A replacement data-relay unit for the satellite won’t be ready by February, the initial date officials set for the mission after the original October 14 date was pushed back because of the computer glitch, officials said yesterday. "We now have done enough analysis of all the things that need to happen with the flight spare unit to know that we cannot be ready for a February launch," NASA's Astrophysics Division director, Jon Morse, said in a statement. "The February date was an initial estimate, assuming minimal hardware preparations and test durations that are no longer viewed as realistic.”

The testing process is expected to last through March, the agency says; the unit will then be delivered to the Kennedy Space Center in Florida in April.

On Monday and Tuesday, the telescope’s Wide Field Planetary Camera 2 (WFPC2) captured a pair of galaxies called Arp 147. The galaxies are 450 million light-years away and seem to have collided, according to The New York Times. NASA published the photo yesterday.

■ DATA LISTING
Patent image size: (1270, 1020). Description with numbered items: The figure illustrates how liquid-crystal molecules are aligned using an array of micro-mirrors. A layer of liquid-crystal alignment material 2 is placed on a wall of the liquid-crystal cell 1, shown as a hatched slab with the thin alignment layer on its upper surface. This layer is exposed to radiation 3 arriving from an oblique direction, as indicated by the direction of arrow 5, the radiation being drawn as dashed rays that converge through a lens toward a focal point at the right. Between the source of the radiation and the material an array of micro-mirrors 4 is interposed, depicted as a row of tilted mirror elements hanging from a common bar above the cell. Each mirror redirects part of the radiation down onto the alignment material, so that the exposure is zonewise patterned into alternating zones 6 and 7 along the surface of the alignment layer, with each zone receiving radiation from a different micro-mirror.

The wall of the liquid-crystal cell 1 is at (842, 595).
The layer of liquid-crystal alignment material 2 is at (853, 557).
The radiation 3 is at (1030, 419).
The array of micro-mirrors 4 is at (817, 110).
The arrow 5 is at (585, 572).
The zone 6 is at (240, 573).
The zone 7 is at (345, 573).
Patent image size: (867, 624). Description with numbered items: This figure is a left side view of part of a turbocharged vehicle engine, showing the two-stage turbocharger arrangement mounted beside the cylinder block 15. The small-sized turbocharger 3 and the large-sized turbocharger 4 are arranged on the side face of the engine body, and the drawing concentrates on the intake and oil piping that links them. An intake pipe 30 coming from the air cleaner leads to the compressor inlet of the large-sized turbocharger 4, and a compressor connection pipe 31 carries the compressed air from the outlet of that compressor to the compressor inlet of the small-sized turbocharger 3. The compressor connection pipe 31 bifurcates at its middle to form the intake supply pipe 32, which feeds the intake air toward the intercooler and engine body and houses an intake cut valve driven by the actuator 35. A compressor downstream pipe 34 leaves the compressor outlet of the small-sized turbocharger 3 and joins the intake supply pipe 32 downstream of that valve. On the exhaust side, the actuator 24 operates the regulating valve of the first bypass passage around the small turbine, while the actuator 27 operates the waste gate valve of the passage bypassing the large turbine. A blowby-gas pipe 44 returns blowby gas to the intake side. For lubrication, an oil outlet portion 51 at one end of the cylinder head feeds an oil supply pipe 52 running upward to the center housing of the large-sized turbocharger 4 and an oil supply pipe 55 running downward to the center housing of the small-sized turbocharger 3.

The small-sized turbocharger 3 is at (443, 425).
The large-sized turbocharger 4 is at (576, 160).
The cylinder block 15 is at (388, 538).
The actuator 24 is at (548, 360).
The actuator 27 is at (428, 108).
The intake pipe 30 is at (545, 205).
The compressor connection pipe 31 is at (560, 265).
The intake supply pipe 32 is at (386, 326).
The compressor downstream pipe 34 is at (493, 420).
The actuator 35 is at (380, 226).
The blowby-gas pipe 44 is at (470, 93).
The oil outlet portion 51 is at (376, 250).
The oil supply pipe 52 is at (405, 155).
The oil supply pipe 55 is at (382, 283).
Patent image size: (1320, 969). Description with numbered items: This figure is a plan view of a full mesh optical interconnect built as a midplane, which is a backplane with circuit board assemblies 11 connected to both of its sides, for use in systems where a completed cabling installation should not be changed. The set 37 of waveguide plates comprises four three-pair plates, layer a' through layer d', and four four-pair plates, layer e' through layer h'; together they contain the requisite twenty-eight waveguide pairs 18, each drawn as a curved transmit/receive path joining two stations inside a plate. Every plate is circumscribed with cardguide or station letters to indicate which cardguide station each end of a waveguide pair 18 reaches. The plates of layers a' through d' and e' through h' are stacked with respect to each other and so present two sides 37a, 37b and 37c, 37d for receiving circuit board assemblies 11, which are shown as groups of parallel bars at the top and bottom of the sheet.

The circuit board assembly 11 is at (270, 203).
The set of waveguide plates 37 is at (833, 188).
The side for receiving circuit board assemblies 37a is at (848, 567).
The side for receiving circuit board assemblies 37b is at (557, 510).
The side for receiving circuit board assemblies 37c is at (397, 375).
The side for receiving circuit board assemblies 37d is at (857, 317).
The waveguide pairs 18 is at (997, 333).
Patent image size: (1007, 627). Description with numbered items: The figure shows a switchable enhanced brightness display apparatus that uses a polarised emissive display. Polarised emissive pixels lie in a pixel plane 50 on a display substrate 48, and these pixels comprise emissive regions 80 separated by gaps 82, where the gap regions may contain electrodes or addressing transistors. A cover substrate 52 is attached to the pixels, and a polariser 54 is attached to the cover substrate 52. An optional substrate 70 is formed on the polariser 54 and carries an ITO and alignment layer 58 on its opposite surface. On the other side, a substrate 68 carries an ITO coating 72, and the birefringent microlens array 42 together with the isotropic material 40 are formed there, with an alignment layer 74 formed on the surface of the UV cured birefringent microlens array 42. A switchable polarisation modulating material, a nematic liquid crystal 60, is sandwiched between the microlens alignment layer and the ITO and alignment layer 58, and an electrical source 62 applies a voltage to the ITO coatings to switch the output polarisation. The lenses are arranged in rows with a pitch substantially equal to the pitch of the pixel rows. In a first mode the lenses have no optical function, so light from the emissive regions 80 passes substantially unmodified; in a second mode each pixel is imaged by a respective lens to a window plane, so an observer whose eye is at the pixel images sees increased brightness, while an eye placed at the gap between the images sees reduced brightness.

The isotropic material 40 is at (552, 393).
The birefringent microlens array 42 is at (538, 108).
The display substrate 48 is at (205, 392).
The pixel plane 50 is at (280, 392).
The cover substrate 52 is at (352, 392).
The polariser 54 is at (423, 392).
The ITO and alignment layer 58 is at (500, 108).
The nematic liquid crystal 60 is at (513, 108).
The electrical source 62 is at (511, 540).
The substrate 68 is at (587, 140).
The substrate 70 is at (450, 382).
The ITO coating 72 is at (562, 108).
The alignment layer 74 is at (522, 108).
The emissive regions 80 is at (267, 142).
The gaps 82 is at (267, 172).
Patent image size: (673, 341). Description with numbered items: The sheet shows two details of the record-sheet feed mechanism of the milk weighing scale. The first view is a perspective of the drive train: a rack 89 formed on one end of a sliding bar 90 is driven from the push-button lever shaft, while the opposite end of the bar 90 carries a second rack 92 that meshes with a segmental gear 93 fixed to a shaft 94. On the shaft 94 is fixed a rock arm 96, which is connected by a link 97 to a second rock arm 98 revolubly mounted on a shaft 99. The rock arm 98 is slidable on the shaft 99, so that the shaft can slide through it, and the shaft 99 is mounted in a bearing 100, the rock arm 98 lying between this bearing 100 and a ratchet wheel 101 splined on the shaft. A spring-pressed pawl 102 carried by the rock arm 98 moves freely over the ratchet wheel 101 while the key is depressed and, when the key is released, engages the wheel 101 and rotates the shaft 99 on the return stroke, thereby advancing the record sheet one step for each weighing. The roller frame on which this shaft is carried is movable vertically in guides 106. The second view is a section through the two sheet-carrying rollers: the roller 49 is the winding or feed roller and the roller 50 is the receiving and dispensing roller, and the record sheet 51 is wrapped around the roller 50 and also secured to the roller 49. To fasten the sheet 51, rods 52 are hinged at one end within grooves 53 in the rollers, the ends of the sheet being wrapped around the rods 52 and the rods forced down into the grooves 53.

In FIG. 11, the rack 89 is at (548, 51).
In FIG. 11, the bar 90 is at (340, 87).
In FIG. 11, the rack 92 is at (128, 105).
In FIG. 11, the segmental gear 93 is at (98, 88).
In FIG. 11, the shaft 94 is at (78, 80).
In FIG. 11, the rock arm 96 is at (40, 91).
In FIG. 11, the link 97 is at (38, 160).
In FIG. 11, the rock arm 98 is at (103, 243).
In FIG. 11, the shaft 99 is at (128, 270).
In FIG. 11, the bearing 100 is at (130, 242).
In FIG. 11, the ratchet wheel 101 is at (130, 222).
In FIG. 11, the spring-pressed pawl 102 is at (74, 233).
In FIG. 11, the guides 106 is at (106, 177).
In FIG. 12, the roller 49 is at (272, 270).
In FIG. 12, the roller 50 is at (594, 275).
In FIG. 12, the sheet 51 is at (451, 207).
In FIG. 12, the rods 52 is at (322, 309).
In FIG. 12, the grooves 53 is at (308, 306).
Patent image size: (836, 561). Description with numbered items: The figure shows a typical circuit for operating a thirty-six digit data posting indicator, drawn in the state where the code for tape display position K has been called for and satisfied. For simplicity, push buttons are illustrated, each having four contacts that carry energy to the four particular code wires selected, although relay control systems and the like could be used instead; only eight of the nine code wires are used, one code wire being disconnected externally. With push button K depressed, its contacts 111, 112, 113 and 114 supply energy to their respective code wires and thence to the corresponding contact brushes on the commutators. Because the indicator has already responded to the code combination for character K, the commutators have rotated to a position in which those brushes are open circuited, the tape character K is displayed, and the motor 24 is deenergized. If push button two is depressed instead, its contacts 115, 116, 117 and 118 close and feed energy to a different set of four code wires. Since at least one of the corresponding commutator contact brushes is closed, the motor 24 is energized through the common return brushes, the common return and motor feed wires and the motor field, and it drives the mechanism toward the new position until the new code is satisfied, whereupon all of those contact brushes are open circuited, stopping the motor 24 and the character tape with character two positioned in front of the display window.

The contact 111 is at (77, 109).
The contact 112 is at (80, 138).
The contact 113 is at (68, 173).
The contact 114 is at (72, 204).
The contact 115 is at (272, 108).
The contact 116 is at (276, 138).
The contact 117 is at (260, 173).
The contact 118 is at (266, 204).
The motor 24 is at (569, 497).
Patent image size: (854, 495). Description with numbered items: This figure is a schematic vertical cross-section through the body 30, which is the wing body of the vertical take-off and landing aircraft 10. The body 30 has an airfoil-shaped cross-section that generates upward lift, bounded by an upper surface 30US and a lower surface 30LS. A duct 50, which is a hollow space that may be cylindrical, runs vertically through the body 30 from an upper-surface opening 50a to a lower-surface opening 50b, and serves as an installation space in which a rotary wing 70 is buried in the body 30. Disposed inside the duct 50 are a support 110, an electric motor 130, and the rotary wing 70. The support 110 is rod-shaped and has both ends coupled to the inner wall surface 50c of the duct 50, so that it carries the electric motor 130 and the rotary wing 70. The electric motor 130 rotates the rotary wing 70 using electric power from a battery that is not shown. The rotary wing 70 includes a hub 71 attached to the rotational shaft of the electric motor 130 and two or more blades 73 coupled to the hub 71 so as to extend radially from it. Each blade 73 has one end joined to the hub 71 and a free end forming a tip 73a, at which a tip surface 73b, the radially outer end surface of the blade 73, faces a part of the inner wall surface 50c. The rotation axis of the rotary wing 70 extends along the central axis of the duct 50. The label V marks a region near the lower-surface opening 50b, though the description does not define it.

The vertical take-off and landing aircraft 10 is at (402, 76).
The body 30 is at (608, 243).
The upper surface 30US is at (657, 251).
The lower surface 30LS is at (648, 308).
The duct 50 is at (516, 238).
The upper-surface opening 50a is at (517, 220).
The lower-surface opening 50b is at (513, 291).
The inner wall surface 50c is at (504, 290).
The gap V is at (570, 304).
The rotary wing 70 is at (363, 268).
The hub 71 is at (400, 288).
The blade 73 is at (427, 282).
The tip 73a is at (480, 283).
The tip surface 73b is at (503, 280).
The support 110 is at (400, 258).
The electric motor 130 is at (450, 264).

■ INSTRUCTION A
In the text about the delayed satellite mission, where will the replacement data-relay unit be delivered once testing ends?
■ INSTRUCTION B
Write the next part of the text about the satellite mission delay and the Arp 147 image, beginning after its final sentence.

■ EXPECTED ANSWER A
The Kennedy Space Center in Florida, in April.

■ EXPECTED ANSWER B
There’s other good news for the space program: Seven astronauts will lift off November 14 for the International Space Station, NASA said yesterday. The Endeavour STS-126 crew will prep the station for bigger teams. The 32,000 pounds of equipment they’ll deliver—additional sleeping quarters, a second toilet and a resistance-exercise machine—will ready the space station for crews of six, up from three. During four spacewalks, the astronauts are set to clean the station's two solar rotary joints, which are part of the photovoltaic arrays that capture energy from the sun. One of the joints has been jammed for a year, the Associated Press notes, decreasing energy production.

Mission specialist Sandra Magnus will replace Greg Chamitoff on the station, who’s been there for more than five months. Magnus is scheduled to stay until February.